Figure dataset records
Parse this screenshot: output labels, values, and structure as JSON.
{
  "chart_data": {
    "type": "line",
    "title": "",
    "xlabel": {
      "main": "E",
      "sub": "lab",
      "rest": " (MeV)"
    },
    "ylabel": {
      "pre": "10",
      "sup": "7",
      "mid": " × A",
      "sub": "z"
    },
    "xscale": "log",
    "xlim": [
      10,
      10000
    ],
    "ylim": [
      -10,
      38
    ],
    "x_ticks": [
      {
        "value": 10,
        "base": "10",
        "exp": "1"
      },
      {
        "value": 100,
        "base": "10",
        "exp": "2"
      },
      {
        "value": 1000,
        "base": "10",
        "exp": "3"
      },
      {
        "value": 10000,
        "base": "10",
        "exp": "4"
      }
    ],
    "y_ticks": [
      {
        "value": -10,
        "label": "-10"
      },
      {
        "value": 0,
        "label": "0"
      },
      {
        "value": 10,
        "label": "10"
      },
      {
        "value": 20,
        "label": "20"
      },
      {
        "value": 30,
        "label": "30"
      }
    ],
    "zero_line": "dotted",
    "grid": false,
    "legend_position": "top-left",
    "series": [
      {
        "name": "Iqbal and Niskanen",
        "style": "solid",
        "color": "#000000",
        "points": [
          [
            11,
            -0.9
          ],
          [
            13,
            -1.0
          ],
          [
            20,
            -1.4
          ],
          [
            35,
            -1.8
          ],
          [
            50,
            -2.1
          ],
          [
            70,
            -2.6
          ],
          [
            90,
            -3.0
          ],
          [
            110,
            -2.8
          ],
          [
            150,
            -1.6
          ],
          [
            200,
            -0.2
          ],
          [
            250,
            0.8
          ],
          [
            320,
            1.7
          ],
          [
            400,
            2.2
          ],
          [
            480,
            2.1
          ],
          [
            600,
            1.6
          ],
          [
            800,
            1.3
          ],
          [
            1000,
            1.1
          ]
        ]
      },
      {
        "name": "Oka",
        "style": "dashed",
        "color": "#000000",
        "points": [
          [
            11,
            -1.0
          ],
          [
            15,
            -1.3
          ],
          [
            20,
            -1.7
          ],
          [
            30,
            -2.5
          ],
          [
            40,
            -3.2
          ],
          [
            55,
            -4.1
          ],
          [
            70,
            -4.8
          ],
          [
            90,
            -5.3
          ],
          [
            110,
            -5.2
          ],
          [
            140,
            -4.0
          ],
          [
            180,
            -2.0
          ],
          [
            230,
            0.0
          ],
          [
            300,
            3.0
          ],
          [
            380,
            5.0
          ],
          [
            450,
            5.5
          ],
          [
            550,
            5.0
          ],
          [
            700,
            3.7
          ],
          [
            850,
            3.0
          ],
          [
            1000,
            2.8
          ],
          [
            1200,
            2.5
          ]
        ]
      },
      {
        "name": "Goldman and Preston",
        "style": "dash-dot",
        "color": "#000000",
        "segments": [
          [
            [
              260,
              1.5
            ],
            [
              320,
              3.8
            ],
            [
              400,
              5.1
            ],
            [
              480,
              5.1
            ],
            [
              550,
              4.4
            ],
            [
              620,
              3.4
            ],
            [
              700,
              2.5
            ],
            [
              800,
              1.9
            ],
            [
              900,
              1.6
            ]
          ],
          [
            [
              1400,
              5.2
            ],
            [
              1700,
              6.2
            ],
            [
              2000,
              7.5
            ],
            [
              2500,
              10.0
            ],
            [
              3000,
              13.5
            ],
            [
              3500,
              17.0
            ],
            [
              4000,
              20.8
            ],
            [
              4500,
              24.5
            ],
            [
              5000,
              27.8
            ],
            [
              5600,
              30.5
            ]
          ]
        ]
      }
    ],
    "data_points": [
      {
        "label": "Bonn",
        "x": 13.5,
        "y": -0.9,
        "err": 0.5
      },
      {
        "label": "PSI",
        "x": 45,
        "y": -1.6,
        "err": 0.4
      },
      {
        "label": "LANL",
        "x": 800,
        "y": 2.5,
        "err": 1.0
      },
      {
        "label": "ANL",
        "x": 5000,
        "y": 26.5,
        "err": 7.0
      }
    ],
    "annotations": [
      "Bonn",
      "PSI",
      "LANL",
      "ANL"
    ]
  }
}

• [Description of the task]: Give back all the data exactly as written.

• [Task solution]:
Parse this screenshot: output labels, values, and structure as JSON.
{
  "chart_data": {
    "type": "line",
    "title": "",
    "xlabel": {
      "main": "E",
      "sub": "lab",
      "rest": " (MeV)"
    },
    "ylabel": {
      "pre": "10",
      "sup": "7",
      "mid": " × A",
      "sub": "z"
    },
    "xscale": "log",
    "xlim": [
      10,
      10000
    ],
    "ylim": [
      -10,
      38
    ],
    "x_ticks": [
      {
        "value": 10,
        "base": "10",
        "exp": "1"
      },
      {
        "value": 100,
        "base": "10",
        "exp": "2"
      },
      {
        "value": 1000,
        "base": "10",
        "exp": "3"
      },
      {
        "value": 10000,
        "base": "10",
        "exp": "4"
      }
    ],
    "y_ticks": [
      {
        "value": -10,
        "label": "-10"
      },
      {
        "value": 0,
        "label": "0"
      },
      {
        "value": 10,
        "label": "10"
      },
      {
        "value": 20,
        "label": "20"
      },
      {
        "value": 30,
        "label": "30"
      }
    ],
    "zero_line": "dotted",
    "grid": false,
    "legend_position": "top-left",
    "series": [
      {
        "name": "Iqbal and Niskanen",
        "style": "solid",
        "color": "#000000",
        "points": [
          [
            11,
            -0.9
          ],
          [
            13,
            -1.0
          ],
          [
            20,
            -1.4
          ],
          [
            35,
            -1.8
          ],
          [
            50,
            -2.1
          ],
          [
            70,
            -2.6
          ],
          [
            90,
            -3.0
          ],
          [
            110,
            -2.8
          ],
          [
            150,
            -1.6
          ],
          [
            200,
            -0.2
          ],
          [
            250,
            0.8
          ],
          [
            320,
            1.7
          ],
          [
            400,
            2.2
          ],
          [
            480,
            2.1
          ],
          [
            600,
            1.6
          ],
          [
            800,
            1.3
          ],
          [
            1000,
            1.1
          ]
        ]
      },
      {
        "name": "Oka",
        "style": "dashed",
        "color": "#000000",
        "points": [
          [
            11,
            -1.0
          ],
          [
            15,
            -1.3
          ],
          [
            20,
            -1.7
          ],
          [
            30,
            -2.5
          ],
          [
            40,
            -3.2
          ],
          [
            55,
            -4.1
          ],
          [
            70,
            -4.8
          ],
          [
            90,
            -5.3
          ],
          [
            110,
            -5.2
          ],
          [
            140,
            -4.0
          ],
          [
            180,
            -2.0
          ],
          [
            230,
            0.0
          ],
          [
            300,
            3.0
          ],
          [
            380,
            5.0
          ],
          [
            450,
            5.5
          ],
          [
            550,
            5.0
          ],
          [
            700,
            3.7
          ],
          [
            850,
            3.0
          ],
          [
            1000,
            2.8
          ],
          [
            1200,
            2.5
          ]
        ]
      },
      {
        "name": "Goldman and Preston",
        "style": "dash-dot",
        "color": "#000000",
        "segments": [
          [
            [
              260,
              1.5
            ],
            [
              320,
              3.8
            ],
            [
              400,
              5.1
            ],
            [
              480,
              5.1
            ],
            [
              550,
              4.4
            ],
            [
              620,
              3.4
            ],
            [
              700,
              2.5
            ],
            [
              800,
              1.9
            ],
            [
              900,
              1.6
            ]
          ],
          [
            [
              1400,
              5.2
            ],
            [
              1700,
              6.2
            ],
            [
              2000,
              7.5
            ],
            [
              2500,
              10.0
            ],
            [
              3000,
              13.5
            ],
            [
              3500,
              17.0
            ],
            [
              4000,
              20.8
            ],
            [
              4500,
              24.5
            ],
            [
              5000,
              27.8
            ],
            [
              5600,
              30.5
            ]
          ]
        ]
      }
    ],
    "data_points": [
      {
        "label": "Bonn",
        "x": 13.5,
        "y": -0.9,
        "err": 0.5
      },
      {
        "label": "PSI",
        "x": 45,
        "y": -1.6,
        "err": 0.4
      },
      {
        "label": "LANL",
        "x": 800,
        "y": 2.5,
        "err": 1.0
      },
      {
        "label": "ANL",
        "x": 5000,
        "y": 26.5,
        "err": 7.0
      }
    ],
    "annotations": [
      "Bonn",
      "PSI",
      "LANL",
      "ANL"
    ]
  }
}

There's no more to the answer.